** start of Exercise inputs **
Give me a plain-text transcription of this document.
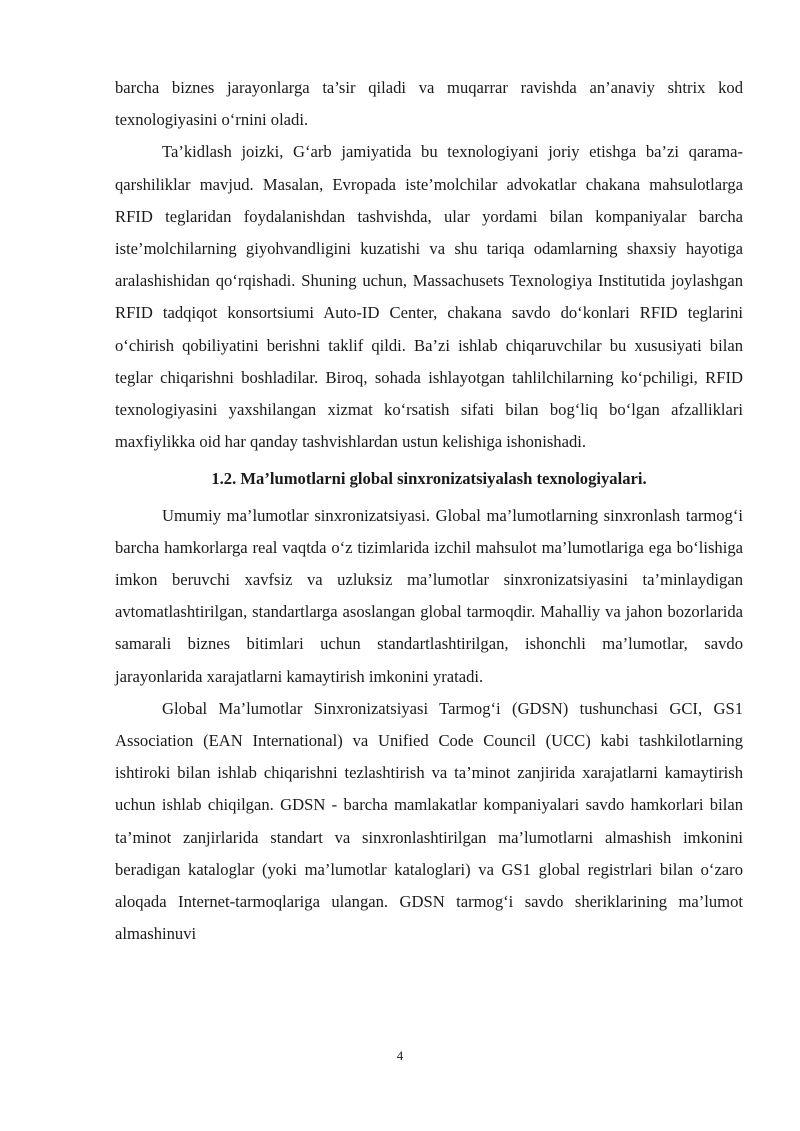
barcha biznes jarayonlarga ta’sir qiladi va muqarrar ravishda an’anaviy shtrix kod texnologiyasini o‘rnini oladi.

Ta’kidlash joizki, G‘arb jamiyatida bu texnologiyani joriy etishga ba’zi qarama-qarshiliklar mavjud. Masalan, Evropada iste’molchilar advokatlar chakana mahsulotlarga RFID teglaridan foydalanishdan tashvishda, ular yordami bilan kompaniyalar barcha iste’molchilarning giyohvandligini kuzatishi va shu tariqa odamlarning shaxsiy hayotiga aralashishidan qo‘rqishadi. Shuning uchun, Massachusets Texnologiya Institutida joylashgan RFID tadqiqot konsortsiumi Auto-ID Center, chakana savdo do‘konlari RFID teglarini o‘chirish qobiliyatini berishni taklif qildi. Ba’zi ishlab chiqaruvchilar bu xususiyati bilan teglar chiqarishni boshladilar. Biroq, sohada ishlayotgan tahlilchilarning ko‘pchiligi, RFID texnologiyasini yaxshilangan xizmat ko‘rsatish sifati bilan bog‘liq bo‘lgan afzalliklari maxfiylikka oid har qanday tashvishlardan ustun kelishiga ishonishadi.

1.2. Ma’lumotlarni global sinxronizatsiyalash texnologiyalari.

Umumiy ma’lumotlar sinxronizatsiyasi. Global ma’lumotlarning sinxronlash tarmog‘i barcha hamkorlarga real vaqtda o‘z tizimlarida izchil mahsulot ma’lumotlariga ega bo‘lishiga imkon beruvchi xavfsiz va uzluksiz ma’lumotlar sinxronizatsiyasini ta’minlaydigan avtomatlashtirilgan, standartlarga asoslangan global tarmoqdir. Mahalliy va jahon bozorlarida samarali biznes bitimlari uchun standartlashtirilgan, ishonchli ma’lumotlar, savdo jarayonlarida xarajatlarni kamaytirish imkonini yratadi.

Global Ma’lumotlar Sinxronizatsiyasi Tarmog‘i (GDSN) tushunchasi GCI, GS1 Association (EAN International) va Unified Code Council (UCC) kabi tashkilotlarning ishtiroki bilan ishlab chiqarishni tezlashtirish va ta’minot zanjirida xarajatlarni kamaytirish uchun ishlab chiqilgan. GDSN - barcha mamlakatlar kompaniyalari savdo hamkorlari bilan ta’minot zanjirlarida standart va sinxronlashtirilgan ma’lumotlarni almashish imkonini beradigan kataloglar (yoki ma’lumotlar kataloglari) va GS1 global registrlari bilan o‘zaro aloqada Internet-tarmoqlariga ulangan. GDSN tarmog‘i savdo sheriklarining ma’lumot almashinuvi

4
** end of Exercise inputs **
Go back to the records above and write them out exactly, without the pictures.

Response to this exercise »
Give me a plain-text transcription of this document.
barcha biznes jarayonlarga ta’sir qiladi va muqarrar ravishda an’anaviy shtrix kod texnologiyasini o‘rnini oladi.

Ta’kidlash joizki, G‘arb jamiyatida bu texnologiyani joriy etishga ba’zi qarama-qarshiliklar mavjud. Masalan, Evropada iste’molchilar advokatlar chakana mahsulotlarga RFID teglaridan foydalanishdan tashvishda, ular yordami bilan kompaniyalar barcha iste’molchilarning giyohvandligini kuzatishi va shu tariqa odamlarning shaxsiy hayotiga aralashishidan qo‘rqishadi. Shuning uchun, Massachusets Texnologiya Institutida joylashgan RFID tadqiqot konsortsiumi Auto-ID Center, chakana savdo do‘konlari RFID teglarini o‘chirish qobiliyatini berishni taklif qildi. Ba’zi ishlab chiqaruvchilar bu xususiyati bilan teglar chiqarishni boshladilar. Biroq, sohada ishlayotgan tahlilchilarning ko‘pchiligi, RFID texnologiyasini yaxshilangan xizmat ko‘rsatish sifati bilan bog‘liq bo‘lgan afzalliklari maxfiylikka oid har qanday tashvishlardan ustun kelishiga ishonishadi.

1.2. Ma’lumotlarni global sinxronizatsiyalash texnologiyalari.

Umumiy ma’lumotlar sinxronizatsiyasi. Global ma’lumotlarning sinxronlash tarmog‘i barcha hamkorlarga real vaqtda o‘z tizimlarida izchil mahsulot ma’lumotlariga ega bo‘lishiga imkon beruvchi xavfsiz va uzluksiz ma’lumotlar sinxronizatsiyasini ta’minlaydigan avtomatlashtirilgan, standartlarga asoslangan global tarmoqdir. Mahalliy va jahon bozorlarida samarali biznes bitimlari uchun standartlashtirilgan, ishonchli ma’lumotlar, savdo jarayonlarida xarajatlarni kamaytirish imkonini yratadi.

Global Ma’lumotlar Sinxronizatsiyasi Tarmog‘i (GDSN) tushunchasi GCI, GS1 Association (EAN International) va Unified Code Council (UCC) kabi tashkilotlarning ishtiroki bilan ishlab chiqarishni tezlashtirish va ta’minot zanjirida xarajatlarni kamaytirish uchun ishlab chiqilgan. GDSN - barcha mamlakatlar kompaniyalari savdo hamkorlari bilan ta’minot zanjirlarida standart va sinxronlashtirilgan ma’lumotlarni almashish imkonini beradigan kataloglar (yoki ma’lumotlar kataloglari) va GS1 global registrlari bilan o‘zaro aloqada Internet-tarmoqlariga ulangan. GDSN tarmog‘i savdo sheriklarining ma’lumot almashinuvi

4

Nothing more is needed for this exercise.